**Work to do**
Every record must be transcribed in its entirety, apart from the images, which are to be omitted.

Entries taken from a collection:
((
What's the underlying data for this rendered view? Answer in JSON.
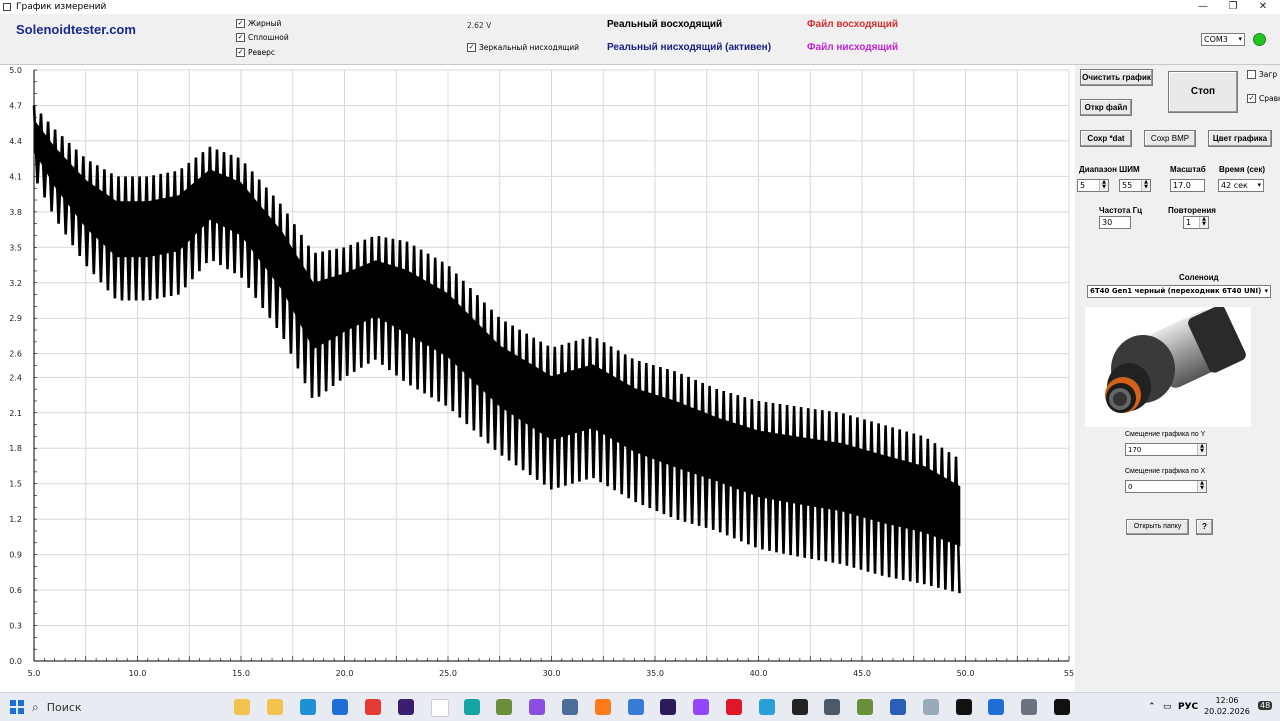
{
  "window": {
    "title": "График измерений",
    "min": "—",
    "max": "❐",
    "close": "✕"
  },
  "header": {
    "brand": "Solenoidtester.com",
    "checkboxes": [
      {
        "label": "Жирный",
        "checked": true
      },
      {
        "label": "Сплошной",
        "checked": true
      },
      {
        "label": "Реверс",
        "checked": true
      }
    ],
    "voltage": "2.62 V",
    "mirror": {
      "label": "Зеркальный нисходящий",
      "checked": true
    },
    "legend": {
      "real_up": "Реальный восходящий",
      "real_down": "Реальный нисходящий (активен)",
      "file_up": "Файл восходящий",
      "file_down": "Файл нисходящий"
    },
    "legend_colors": {
      "real_up": "#000000",
      "real_down": "#1a237e",
      "file_up": "#d32f2f",
      "file_down": "#c026d3"
    },
    "port": "COM3",
    "status_color": "#22c322"
  },
  "panel": {
    "clear_btn": "Очистить график",
    "open_btn": "Откр файл",
    "stop_btn": "Стоп",
    "load_cb": "Загр",
    "compare_cb": "Сравн",
    "save_dat": "Сохр *dat",
    "save_bmp": "Сохр BMP",
    "color_btn": "Цвет графика",
    "pwm_label": "Диапазон ШИМ",
    "pwm_from": "5",
    "pwm_to": "55",
    "scale_label": "Масштаб",
    "scale_value": "17.0",
    "time_label": "Время (сек)",
    "time_value": "42 сек",
    "freq_label": "Частота Гц",
    "freq_value": "30",
    "repeat_label": "Повторения",
    "repeat_value": "1",
    "solenoid_label": "Соленоид",
    "solenoid_value": "6T40 Gen1 черный (переходник 6T40 UNI)",
    "offset_y_label": "Смещение графика по Y",
    "offset_y_value": "170",
    "offset_x_label": "Смещение графика по X",
    "offset_x_value": "0",
    "open_folder": "Открыть папку",
    "help": "?"
  },
  "chart_data": {
    "type": "line",
    "title": "",
    "xlabel": "",
    "ylabel": "",
    "xlim": [
      5.0,
      55
    ],
    "ylim": [
      0.0,
      5.0
    ],
    "xticks": [
      "5.0",
      "10.0",
      "15.0",
      "20.0",
      "25.0",
      "30.0",
      "35.0",
      "40.0",
      "45.0",
      "50.0",
      "55"
    ],
    "yticks": [
      "0.0",
      "0.3",
      "0.6",
      "0.9",
      "1.2",
      "1.5",
      "1.8",
      "2.1",
      "2.4",
      "2.6",
      "2.9",
      "3.2",
      "3.5",
      "3.8",
      "4.1",
      "4.4",
      "4.7",
      "5.0"
    ],
    "grid": true,
    "series": [
      {
        "color": "#000000",
        "x": [
          5.0,
          6.0,
          7.5,
          9.0,
          10.5,
          12.0,
          13.5,
          15.0,
          17.0,
          18.5,
          20.0,
          21.5,
          23.0,
          25.0,
          27.5,
          30.0,
          32.0,
          34.0,
          36.0,
          38.0,
          40.0,
          42.0,
          44.0,
          46.0,
          48.0,
          49.8
        ],
        "upper": [
          4.7,
          4.5,
          4.25,
          4.1,
          4.1,
          4.15,
          4.35,
          4.25,
          3.85,
          3.45,
          3.5,
          3.6,
          3.55,
          3.35,
          2.9,
          2.65,
          2.75,
          2.55,
          2.45,
          2.3,
          2.2,
          2.15,
          2.1,
          2.0,
          1.9,
          1.7
        ],
        "lower": [
          4.1,
          3.75,
          3.35,
          3.05,
          3.05,
          3.1,
          3.4,
          3.25,
          2.75,
          2.2,
          2.4,
          2.55,
          2.35,
          2.15,
          1.75,
          1.45,
          1.55,
          1.35,
          1.2,
          1.1,
          0.95,
          0.88,
          0.82,
          0.72,
          0.65,
          0.57
        ]
      }
    ]
  },
  "taskbar": {
    "search": "Поиск",
    "lang": "РУС",
    "time": "12:06",
    "date": "20.02.2026",
    "badge": "48"
  }
}
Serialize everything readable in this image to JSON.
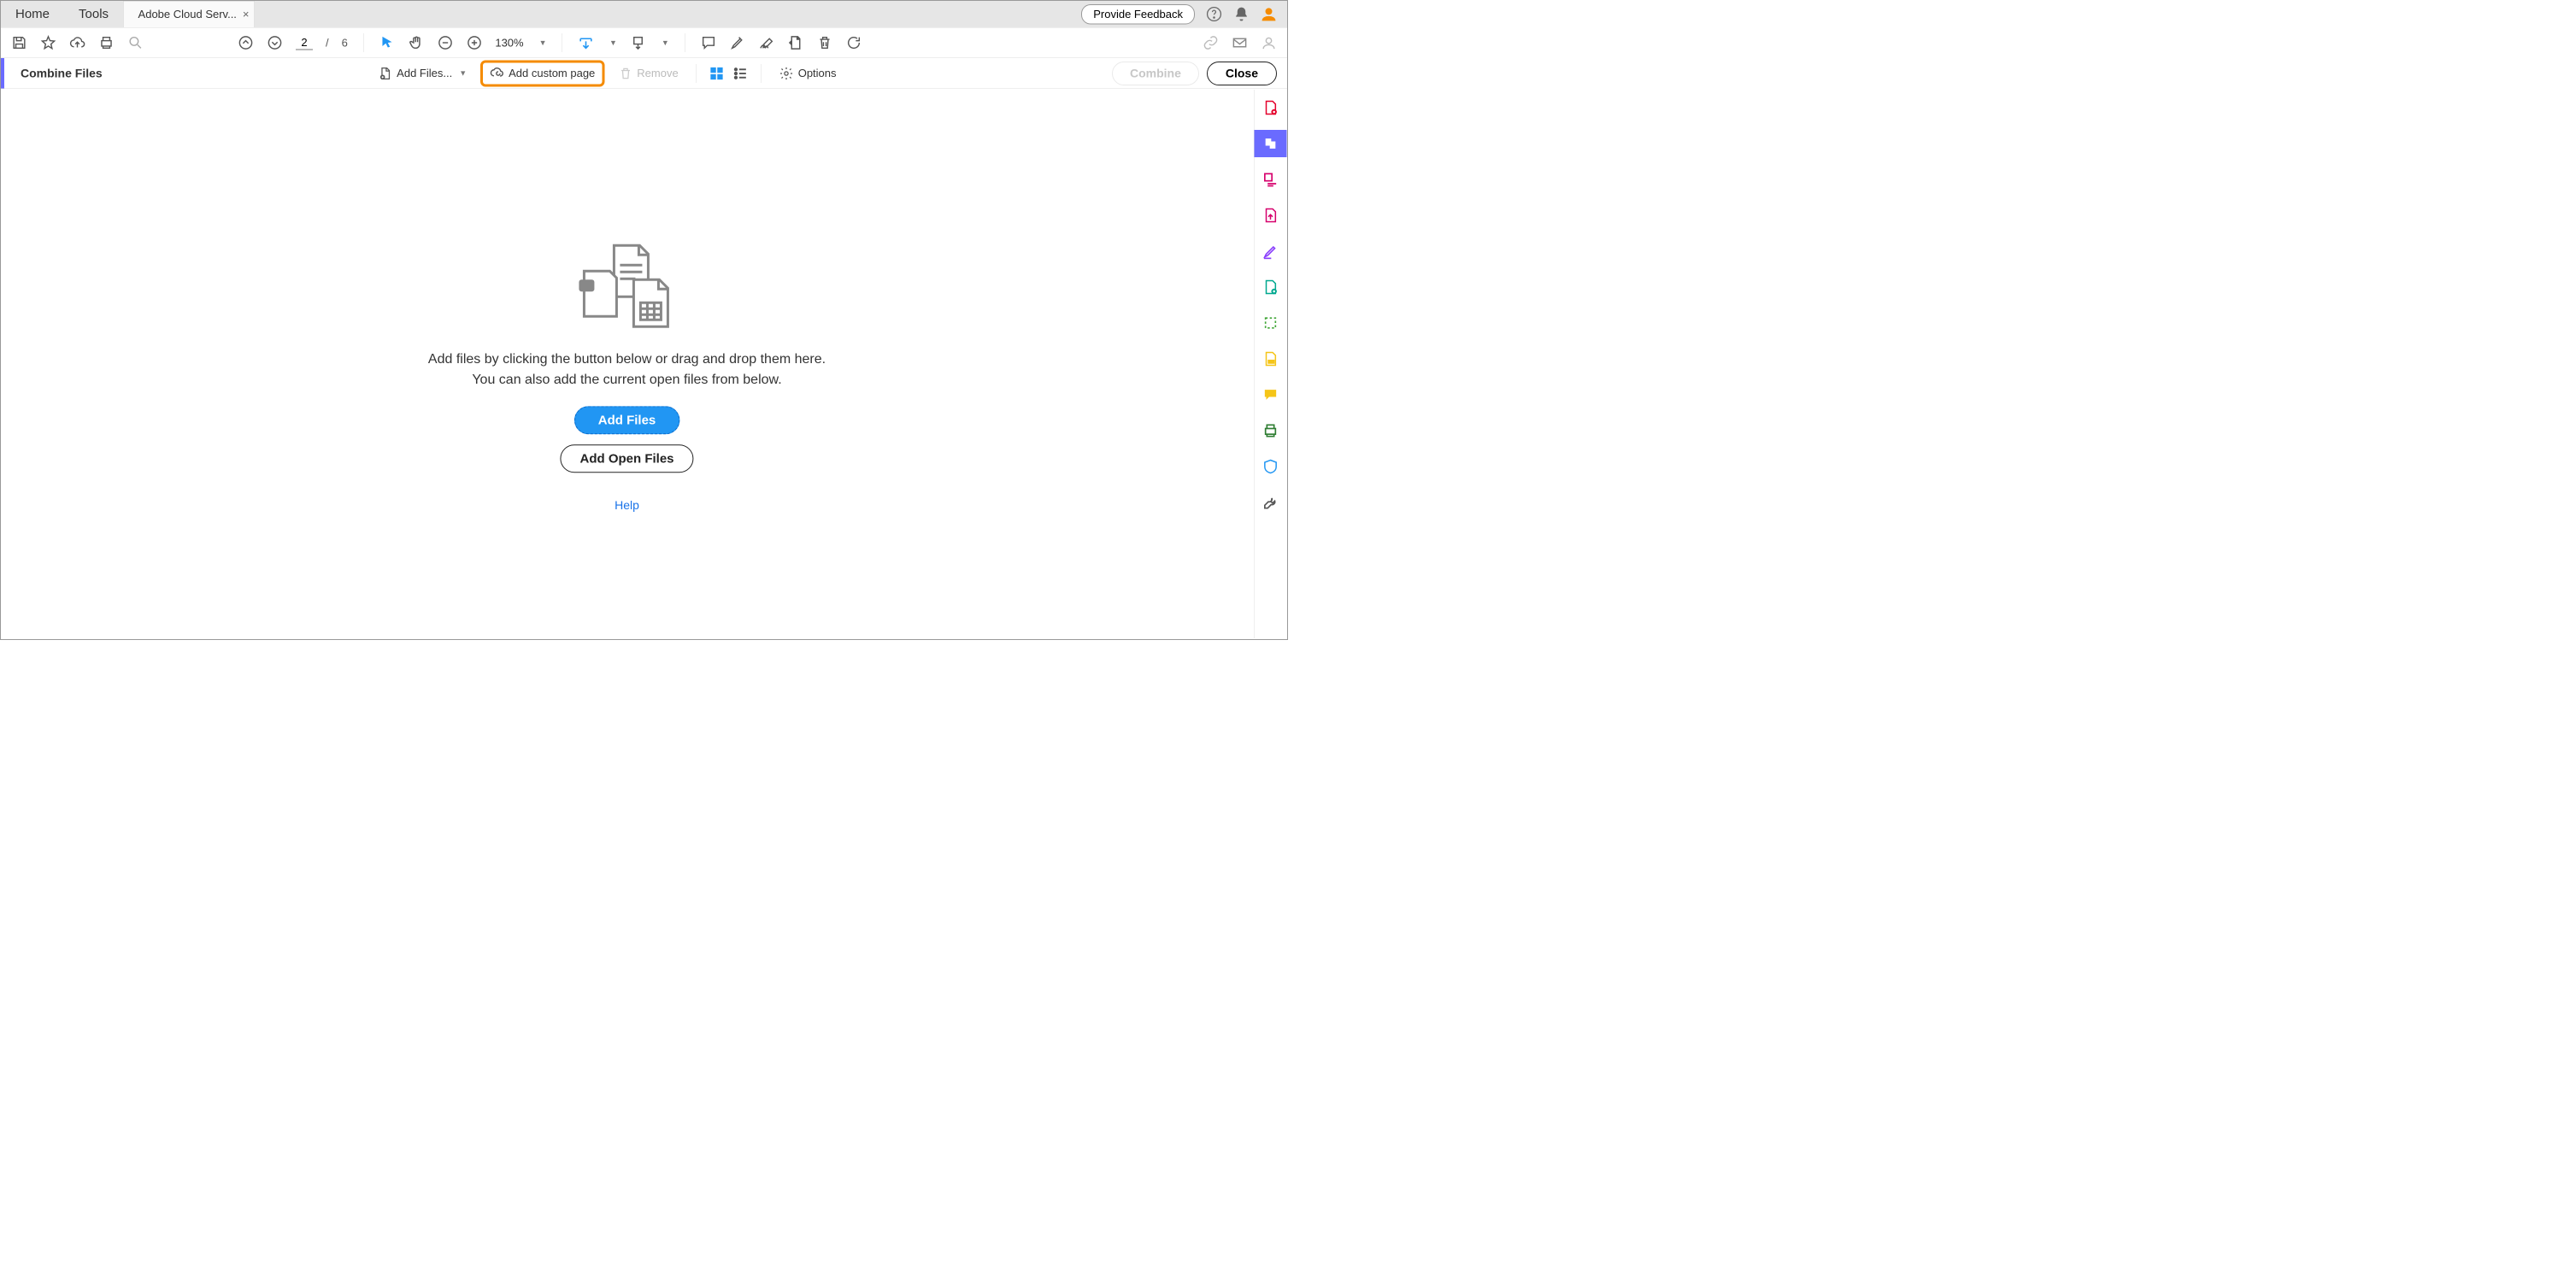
{
  "top": {
    "tabs": [
      "Home",
      "Tools"
    ],
    "active_tab": "Adobe Cloud Serv...",
    "feedback": "Provide Feedback"
  },
  "toolbar": {
    "page_current": "2",
    "page_sep": "/",
    "page_total": "6",
    "zoom": "130%"
  },
  "combine": {
    "title": "Combine Files",
    "add_files": "Add Files...",
    "add_custom": "Add custom page",
    "remove": "Remove",
    "options": "Options",
    "combine_btn": "Combine",
    "close_btn": "Close"
  },
  "empty": {
    "line1": "Add files by clicking the button below or drag and drop them here.",
    "line2": "You can also add the current open files from below.",
    "add_files_btn": "Add Files",
    "add_open_btn": "Add Open Files",
    "help": "Help"
  },
  "colors": {
    "accent": "#6a6bff",
    "primary": "#2196f3",
    "highlight": "#f58b00"
  }
}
))
**Exercise result**
What's the underlying data for this rendered view? Answer in JSON.
{
  "window": {
    "title": "График измерений",
    "min": "—",
    "max": "❐",
    "close": "✕"
  },
  "header": {
    "brand": "Solenoidtester.com",
    "checkboxes": [
      {
        "label": "Жирный",
        "checked": true
      },
      {
        "label": "Сплошной",
        "checked": true
      },
      {
        "label": "Реверс",
        "checked": true
      }
    ],
    "voltage": "2.62 V",
    "mirror": {
      "label": "Зеркальный нисходящий",
      "checked": true
    },
    "legend": {
      "real_up": "Реальный восходящий",
      "real_down": "Реальный нисходящий (активен)",
      "file_up": "Файл восходящий",
      "file_down": "Файл нисходящий"
    },
    "legend_colors": {
      "real_up": "#000000",
      "real_down": "#1a237e",
      "file_up": "#d32f2f",
      "file_down": "#c026d3"
    },
    "port": "COM3",
    "status_color": "#22c322"
  },
  "panel": {
    "clear_btn": "Очистить график",
    "open_btn": "Откр файл",
    "stop_btn": "Стоп",
    "load_cb": "Загр",
    "compare_cb": "Сравн",
    "save_dat": "Сохр *dat",
    "save_bmp": "Сохр BMP",
    "color_btn": "Цвет графика",
    "pwm_label": "Диапазон ШИМ",
    "pwm_from": "5",
    "pwm_to": "55",
    "scale_label": "Масштаб",
    "scale_value": "17.0",
    "time_label": "Время (сек)",
    "time_value": "42 сек",
    "freq_label": "Частота Гц",
    "freq_value": "30",
    "repeat_label": "Повторения",
    "repeat_value": "1",
    "solenoid_label": "Соленоид",
    "solenoid_value": "6T40 Gen1 черный (переходник 6T40 UNI)",
    "offset_y_label": "Смещение графика по Y",
    "offset_y_value": "170",
    "offset_x_label": "Смещение графика по X",
    "offset_x_value": "0",
    "open_folder": "Открыть папку",
    "help": "?"
  },
  "chart_data": {
    "type": "line",
    "title": "",
    "xlabel": "",
    "ylabel": "",
    "xlim": [
      5.0,
      55
    ],
    "ylim": [
      0.0,
      5.0
    ],
    "xticks": [
      "5.0",
      "10.0",
      "15.0",
      "20.0",
      "25.0",
      "30.0",
      "35.0",
      "40.0",
      "45.0",
      "50.0",
      "55"
    ],
    "yticks": [
      "0.0",
      "0.3",
      "0.6",
      "0.9",
      "1.2",
      "1.5",
      "1.8",
      "2.1",
      "2.4",
      "2.6",
      "2.9",
      "3.2",
      "3.5",
      "3.8",
      "4.1",
      "4.4",
      "4.7",
      "5.0"
    ],
    "grid": true,
    "series": [
      {
        "color": "#000000",
        "x": [
          5.0,
          6.0,
          7.5,
          9.0,
          10.5,
          12.0,
          13.5,
          15.0,
          17.0,
          18.5,
          20.0,
          21.5,
          23.0,
          25.0,
          27.5,
          30.0,
          32.0,
          34.0,
          36.0,
          38.0,
          40.0,
          42.0,
          44.0,
          46.0,
          48.0,
          49.8
        ],
        "upper": [
          4.7,
          4.5,
          4.25,
          4.1,
          4.1,
          4.15,
          4.35,
          4.25,
          3.85,
          3.45,
          3.5,
          3.6,
          3.55,
          3.35,
          2.9,
          2.65,
          2.75,
          2.55,
          2.45,
          2.3,
          2.2,
          2.15,
          2.1,
          2.0,
          1.9,
          1.7
        ],
        "lower": [
          4.1,
          3.75,
          3.35,
          3.05,
          3.05,
          3.1,
          3.4,
          3.25,
          2.75,
          2.2,
          2.4,
          2.55,
          2.35,
          2.15,
          1.75,
          1.45,
          1.55,
          1.35,
          1.2,
          1.1,
          0.95,
          0.88,
          0.82,
          0.72,
          0.65,
          0.57
        ]
      }
    ]
  },
  "taskbar": {
    "search": "Поиск",
    "lang": "РУС",
    "time": "12:06",
    "date": "20.02.2026",
    "badge": "48"
  }
}
Serialize everything readable in this image to JSON.
{
  "top": {
    "tabs": [
      "Home",
      "Tools"
    ],
    "active_tab": "Adobe Cloud Serv...",
    "feedback": "Provide Feedback"
  },
  "toolbar": {
    "page_current": "2",
    "page_sep": "/",
    "page_total": "6",
    "zoom": "130%"
  },
  "combine": {
    "title": "Combine Files",
    "add_files": "Add Files...",
    "add_custom": "Add custom page",
    "remove": "Remove",
    "options": "Options",
    "combine_btn": "Combine",
    "close_btn": "Close"
  },
  "empty": {
    "line1": "Add files by clicking the button below or drag and drop them here.",
    "line2": "You can also add the current open files from below.",
    "add_files_btn": "Add Files",
    "add_open_btn": "Add Open Files",
    "help": "Help"
  },
  "colors": {
    "accent": "#6a6bff",
    "primary": "#2196f3",
    "highlight": "#f58b00"
  }
}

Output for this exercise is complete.